Tally the lines holding the word "Control" and state the count by itself.

**Supplied data**

□ □ □

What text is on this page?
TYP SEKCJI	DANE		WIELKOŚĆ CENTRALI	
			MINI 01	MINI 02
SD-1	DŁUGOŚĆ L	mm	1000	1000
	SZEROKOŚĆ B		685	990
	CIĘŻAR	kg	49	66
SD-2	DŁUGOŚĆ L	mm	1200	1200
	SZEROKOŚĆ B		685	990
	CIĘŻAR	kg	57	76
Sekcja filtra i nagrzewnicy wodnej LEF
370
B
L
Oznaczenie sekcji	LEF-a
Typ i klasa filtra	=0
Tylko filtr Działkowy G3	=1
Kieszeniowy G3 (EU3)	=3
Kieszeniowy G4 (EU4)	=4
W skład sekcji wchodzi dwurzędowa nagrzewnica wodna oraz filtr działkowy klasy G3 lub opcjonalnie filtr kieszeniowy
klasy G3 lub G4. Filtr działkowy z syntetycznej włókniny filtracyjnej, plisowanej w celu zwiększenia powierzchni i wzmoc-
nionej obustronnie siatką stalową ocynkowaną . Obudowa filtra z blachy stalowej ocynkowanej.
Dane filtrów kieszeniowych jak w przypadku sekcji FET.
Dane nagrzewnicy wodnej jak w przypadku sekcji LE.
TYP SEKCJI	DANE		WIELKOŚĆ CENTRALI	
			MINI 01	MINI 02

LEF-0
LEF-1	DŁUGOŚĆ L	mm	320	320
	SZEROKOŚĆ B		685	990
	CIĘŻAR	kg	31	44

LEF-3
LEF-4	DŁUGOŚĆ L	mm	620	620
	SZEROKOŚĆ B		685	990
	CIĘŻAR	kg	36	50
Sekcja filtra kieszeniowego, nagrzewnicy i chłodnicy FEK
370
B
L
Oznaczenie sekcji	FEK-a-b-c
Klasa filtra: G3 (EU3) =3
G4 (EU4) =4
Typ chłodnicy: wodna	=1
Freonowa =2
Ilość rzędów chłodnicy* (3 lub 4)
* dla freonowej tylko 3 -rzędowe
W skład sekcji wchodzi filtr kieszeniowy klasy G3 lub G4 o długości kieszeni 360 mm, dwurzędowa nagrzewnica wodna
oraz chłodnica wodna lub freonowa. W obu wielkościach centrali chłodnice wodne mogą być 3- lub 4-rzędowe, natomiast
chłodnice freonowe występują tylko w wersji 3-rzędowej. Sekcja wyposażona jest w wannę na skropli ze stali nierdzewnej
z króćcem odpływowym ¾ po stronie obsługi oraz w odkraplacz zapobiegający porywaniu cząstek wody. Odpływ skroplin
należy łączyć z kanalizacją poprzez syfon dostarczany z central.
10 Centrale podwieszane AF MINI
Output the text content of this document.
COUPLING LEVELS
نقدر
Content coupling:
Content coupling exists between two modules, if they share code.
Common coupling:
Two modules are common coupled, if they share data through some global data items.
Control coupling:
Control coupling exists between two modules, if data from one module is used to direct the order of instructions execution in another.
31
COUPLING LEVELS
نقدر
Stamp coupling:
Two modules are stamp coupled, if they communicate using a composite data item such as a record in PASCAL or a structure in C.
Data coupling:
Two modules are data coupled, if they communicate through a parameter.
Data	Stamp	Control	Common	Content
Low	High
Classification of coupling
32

□ □ □

**Solution for this exercise**
3